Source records
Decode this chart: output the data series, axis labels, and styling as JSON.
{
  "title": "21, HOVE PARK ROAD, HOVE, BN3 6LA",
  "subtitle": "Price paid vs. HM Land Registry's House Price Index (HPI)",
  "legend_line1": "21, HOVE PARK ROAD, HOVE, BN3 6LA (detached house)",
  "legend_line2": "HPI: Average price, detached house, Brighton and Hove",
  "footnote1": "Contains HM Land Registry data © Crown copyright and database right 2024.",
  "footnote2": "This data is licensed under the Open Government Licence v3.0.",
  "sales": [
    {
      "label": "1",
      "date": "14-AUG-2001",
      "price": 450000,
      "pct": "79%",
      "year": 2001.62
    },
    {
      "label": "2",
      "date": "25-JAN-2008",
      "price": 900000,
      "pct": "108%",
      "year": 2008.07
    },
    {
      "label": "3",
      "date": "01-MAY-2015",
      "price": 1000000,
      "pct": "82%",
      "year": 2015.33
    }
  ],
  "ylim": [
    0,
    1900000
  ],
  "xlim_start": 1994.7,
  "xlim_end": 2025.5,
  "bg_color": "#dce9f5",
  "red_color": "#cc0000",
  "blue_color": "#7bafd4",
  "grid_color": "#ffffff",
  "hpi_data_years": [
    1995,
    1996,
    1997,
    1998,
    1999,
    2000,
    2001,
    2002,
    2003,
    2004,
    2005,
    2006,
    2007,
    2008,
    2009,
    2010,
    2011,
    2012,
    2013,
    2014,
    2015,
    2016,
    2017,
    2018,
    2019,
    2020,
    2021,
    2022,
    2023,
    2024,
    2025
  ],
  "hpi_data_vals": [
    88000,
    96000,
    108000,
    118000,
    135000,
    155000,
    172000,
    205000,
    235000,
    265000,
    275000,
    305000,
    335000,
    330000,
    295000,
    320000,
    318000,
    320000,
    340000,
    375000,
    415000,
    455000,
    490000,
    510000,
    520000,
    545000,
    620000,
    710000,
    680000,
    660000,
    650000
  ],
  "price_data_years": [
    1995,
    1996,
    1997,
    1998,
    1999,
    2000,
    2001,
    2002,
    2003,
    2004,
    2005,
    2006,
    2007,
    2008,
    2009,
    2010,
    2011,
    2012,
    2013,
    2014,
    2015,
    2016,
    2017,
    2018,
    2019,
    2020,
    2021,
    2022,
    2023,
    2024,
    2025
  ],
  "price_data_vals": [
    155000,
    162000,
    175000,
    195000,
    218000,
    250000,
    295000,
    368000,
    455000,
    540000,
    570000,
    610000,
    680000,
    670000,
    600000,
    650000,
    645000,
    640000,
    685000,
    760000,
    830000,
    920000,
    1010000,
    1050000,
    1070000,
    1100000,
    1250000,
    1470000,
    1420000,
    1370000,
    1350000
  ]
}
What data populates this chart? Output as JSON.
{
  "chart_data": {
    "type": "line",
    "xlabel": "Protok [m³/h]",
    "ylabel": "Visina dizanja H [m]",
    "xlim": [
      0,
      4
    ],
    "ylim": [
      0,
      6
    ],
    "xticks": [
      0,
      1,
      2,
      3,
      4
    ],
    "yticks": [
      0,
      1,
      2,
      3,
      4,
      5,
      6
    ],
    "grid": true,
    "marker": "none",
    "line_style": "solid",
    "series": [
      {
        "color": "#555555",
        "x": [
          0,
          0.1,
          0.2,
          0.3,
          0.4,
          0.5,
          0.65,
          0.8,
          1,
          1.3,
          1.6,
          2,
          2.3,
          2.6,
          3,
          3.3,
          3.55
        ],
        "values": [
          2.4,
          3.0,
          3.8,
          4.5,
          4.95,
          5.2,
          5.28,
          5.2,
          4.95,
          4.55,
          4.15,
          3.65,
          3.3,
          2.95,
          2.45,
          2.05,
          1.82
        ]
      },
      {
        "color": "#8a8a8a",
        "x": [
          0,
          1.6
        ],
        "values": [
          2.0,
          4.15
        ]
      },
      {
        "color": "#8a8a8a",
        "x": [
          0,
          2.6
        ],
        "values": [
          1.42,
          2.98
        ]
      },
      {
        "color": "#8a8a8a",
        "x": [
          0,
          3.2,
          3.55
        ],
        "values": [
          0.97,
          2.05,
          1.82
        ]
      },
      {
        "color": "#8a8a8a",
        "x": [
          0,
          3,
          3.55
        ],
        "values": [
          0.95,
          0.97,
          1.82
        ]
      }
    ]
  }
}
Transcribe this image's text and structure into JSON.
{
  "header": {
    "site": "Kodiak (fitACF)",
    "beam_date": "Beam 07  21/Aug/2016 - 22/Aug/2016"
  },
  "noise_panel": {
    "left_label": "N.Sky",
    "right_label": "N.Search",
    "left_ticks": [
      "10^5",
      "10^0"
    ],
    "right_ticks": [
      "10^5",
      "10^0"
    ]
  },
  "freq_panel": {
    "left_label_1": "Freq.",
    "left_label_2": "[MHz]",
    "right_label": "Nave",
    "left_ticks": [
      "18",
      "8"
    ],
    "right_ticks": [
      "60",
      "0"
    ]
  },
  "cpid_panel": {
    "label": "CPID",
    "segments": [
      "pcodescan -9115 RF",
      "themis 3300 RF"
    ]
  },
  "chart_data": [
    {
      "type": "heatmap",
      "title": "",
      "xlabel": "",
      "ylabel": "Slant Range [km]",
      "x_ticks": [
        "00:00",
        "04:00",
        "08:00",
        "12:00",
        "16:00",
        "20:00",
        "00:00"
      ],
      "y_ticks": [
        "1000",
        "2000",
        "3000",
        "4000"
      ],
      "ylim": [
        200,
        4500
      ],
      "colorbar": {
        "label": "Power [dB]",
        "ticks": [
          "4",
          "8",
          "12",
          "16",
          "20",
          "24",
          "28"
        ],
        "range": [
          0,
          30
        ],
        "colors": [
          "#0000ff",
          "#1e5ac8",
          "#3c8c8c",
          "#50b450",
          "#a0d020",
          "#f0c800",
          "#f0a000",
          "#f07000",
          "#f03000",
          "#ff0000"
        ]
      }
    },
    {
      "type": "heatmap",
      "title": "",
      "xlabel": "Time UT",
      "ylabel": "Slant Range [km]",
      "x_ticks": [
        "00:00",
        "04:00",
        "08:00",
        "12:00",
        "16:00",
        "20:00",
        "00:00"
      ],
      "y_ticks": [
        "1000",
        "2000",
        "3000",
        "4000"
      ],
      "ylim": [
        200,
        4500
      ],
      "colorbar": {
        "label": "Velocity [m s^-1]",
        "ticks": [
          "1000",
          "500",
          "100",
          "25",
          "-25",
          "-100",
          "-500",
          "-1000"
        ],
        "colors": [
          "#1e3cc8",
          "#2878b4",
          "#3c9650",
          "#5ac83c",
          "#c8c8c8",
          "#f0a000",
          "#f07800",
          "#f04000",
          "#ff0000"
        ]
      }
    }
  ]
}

* EXERCISE
Exactly reproduce every line of the records.

* ANSWER BELOW
Decode this chart: output the data series, axis labels, and styling as JSON.
{
  "title": "21, HOVE PARK ROAD, HOVE, BN3 6LA",
  "subtitle": "Price paid vs. HM Land Registry's House Price Index (HPI)",
  "legend_line1": "21, HOVE PARK ROAD, HOVE, BN3 6LA (detached house)",
  "legend_line2": "HPI: Average price, detached house, Brighton and Hove",
  "footnote1": "Contains HM Land Registry data © Crown copyright and database right 2024.",
  "footnote2": "This data is licensed under the Open Government Licence v3.0.",
  "sales": [
    {
      "label": "1",
      "date": "14-AUG-2001",
      "price": 450000,
      "pct": "79%",
      "year": 2001.62
    },
    {
      "label": "2",
      "date": "25-JAN-2008",
      "price": 900000,
      "pct": "108%",
      "year": 2008.07
    },
    {
      "label": "3",
      "date": "01-MAY-2015",
      "price": 1000000,
      "pct": "82%",
      "year": 2015.33
    }
  ],
  "ylim": [
    0,
    1900000
  ],
  "xlim_start": 1994.7,
  "xlim_end": 2025.5,
  "bg_color": "#dce9f5",
  "red_color": "#cc0000",
  "blue_color": "#7bafd4",
  "grid_color": "#ffffff",
  "hpi_data_years": [
    1995,
    1996,
    1997,
    1998,
    1999,
    2000,
    2001,
    2002,
    2003,
    2004,
    2005,
    2006,
    2007,
    2008,
    2009,
    2010,
    2011,
    2012,
    2013,
    2014,
    2015,
    2016,
    2017,
    2018,
    2019,
    2020,
    2021,
    2022,
    2023,
    2024,
    2025
  ],
  "hpi_data_vals": [
    88000,
    96000,
    108000,
    118000,
    135000,
    155000,
    172000,
    205000,
    235000,
    265000,
    275000,
    305000,
    335000,
    330000,
    295000,
    320000,
    318000,
    320000,
    340000,
    375000,
    415000,
    455000,
    490000,
    510000,
    520000,
    545000,
    620000,
    710000,
    680000,
    660000,
    650000
  ],
  "price_data_years": [
    1995,
    1996,
    1997,
    1998,
    1999,
    2000,
    2001,
    2002,
    2003,
    2004,
    2005,
    2006,
    2007,
    2008,
    2009,
    2010,
    2011,
    2012,
    2013,
    2014,
    2015,
    2016,
    2017,
    2018,
    2019,
    2020,
    2021,
    2022,
    2023,
    2024,
    2025
  ],
  "price_data_vals": [
    155000,
    162000,
    175000,
    195000,
    218000,
    250000,
    295000,
    368000,
    455000,
    540000,
    570000,
    610000,
    680000,
    670000,
    600000,
    650000,
    645000,
    640000,
    685000,
    760000,
    830000,
    920000,
    1010000,
    1050000,
    1070000,
    1100000,
    1250000,
    1470000,
    1420000,
    1370000,
    1350000
  ]
}
What data populates this chart? Output as JSON.
{
  "chart_data": {
    "type": "line",
    "xlabel": "Protok [m³/h]",
    "ylabel": "Visina dizanja H [m]",
    "xlim": [
      0,
      4
    ],
    "ylim": [
      0,
      6
    ],
    "xticks": [
      0,
      1,
      2,
      3,
      4
    ],
    "yticks": [
      0,
      1,
      2,
      3,
      4,
      5,
      6
    ],
    "grid": true,
    "marker": "none",
    "line_style": "solid",
    "series": [
      {
        "color": "#555555",
        "x": [
          0,
          0.1,
          0.2,
          0.3,
          0.4,
          0.5,
          0.65,
          0.8,
          1,
          1.3,
          1.6,
          2,
          2.3,
          2.6,
          3,
          3.3,
          3.55
        ],
        "values": [
          2.4,
          3.0,
          3.8,
          4.5,
          4.95,
          5.2,
          5.28,
          5.2,
          4.95,
          4.55,
          4.15,
          3.65,
          3.3,
          2.95,
          2.45,
          2.05,
          1.82
        ]
      },
      {
        "color": "#8a8a8a",
        "x": [
          0,
          1.6
        ],
        "values": [
          2.0,
          4.15
        ]
      },
      {
        "color": "#8a8a8a",
        "x": [
          0,
          2.6
        ],
        "values": [
          1.42,
          2.98
        ]
      },
      {
        "color": "#8a8a8a",
        "x": [
          0,
          3.2,
          3.55
        ],
        "values": [
          0.97,
          2.05,
          1.82
        ]
      },
      {
        "color": "#8a8a8a",
        "x": [
          0,
          3,
          3.55
        ],
        "values": [
          0.95,
          0.97,
          1.82
        ]
      }
    ]
  }
}
Transcribe this image's text and structure into JSON.
{
  "header": {
    "site": "Kodiak (fitACF)",
    "beam_date": "Beam 07  21/Aug/2016 - 22/Aug/2016"
  },
  "noise_panel": {
    "left_label": "N.Sky",
    "right_label": "N.Search",
    "left_ticks": [
      "10^5",
      "10^0"
    ],
    "right_ticks": [
      "10^5",
      "10^0"
    ]
  },
  "freq_panel": {
    "left_label_1": "Freq.",
    "left_label_2": "[MHz]",
    "right_label": "Nave",
    "left_ticks": [
      "18",
      "8"
    ],
    "right_ticks": [
      "60",
      "0"
    ]
  },
  "cpid_panel": {
    "label": "CPID",
    "segments": [
      "pcodescan -9115 RF",
      "themis 3300 RF"
    ]
  },
  "chart_data": [
    {
      "type": "heatmap",
      "title": "",
      "xlabel": "",
      "ylabel": "Slant Range [km]",
      "x_ticks": [
        "00:00",
        "04:00",
        "08:00",
        "12:00",
        "16:00",
        "20:00",
        "00:00"
      ],
      "y_ticks": [
        "1000",
        "2000",
        "3000",
        "4000"
      ],
      "ylim": [
        200,
        4500
      ],
      "colorbar": {
        "label": "Power [dB]",
        "ticks": [
          "4",
          "8",
          "12",
          "16",
          "20",
          "24",
          "28"
        ],
        "range": [
          0,
          30
        ],
        "colors": [
          "#0000ff",
          "#1e5ac8",
          "#3c8c8c",
          "#50b450",
          "#a0d020",
          "#f0c800",
          "#f0a000",
          "#f07000",
          "#f03000",
          "#ff0000"
        ]
      }
    },
    {
      "type": "heatmap",
      "title": "",
      "xlabel": "Time UT",
      "ylabel": "Slant Range [km]",
      "x_ticks": [
        "00:00",
        "04:00",
        "08:00",
        "12:00",
        "16:00",
        "20:00",
        "00:00"
      ],
      "y_ticks": [
        "1000",
        "2000",
        "3000",
        "4000"
      ],
      "ylim": [
        200,
        4500
      ],
      "colorbar": {
        "label": "Velocity [m s^-1]",
        "ticks": [
          "1000",
          "500",
          "100",
          "25",
          "-25",
          "-100",
          "-500",
          "-1000"
        ],
        "colors": [
          "#1e3cc8",
          "#2878b4",
          "#3c9650",
          "#5ac83c",
          "#c8c8c8",
          "#f0a000",
          "#f07800",
          "#f04000",
          "#ff0000"
        ]
      }
    }
  ]
}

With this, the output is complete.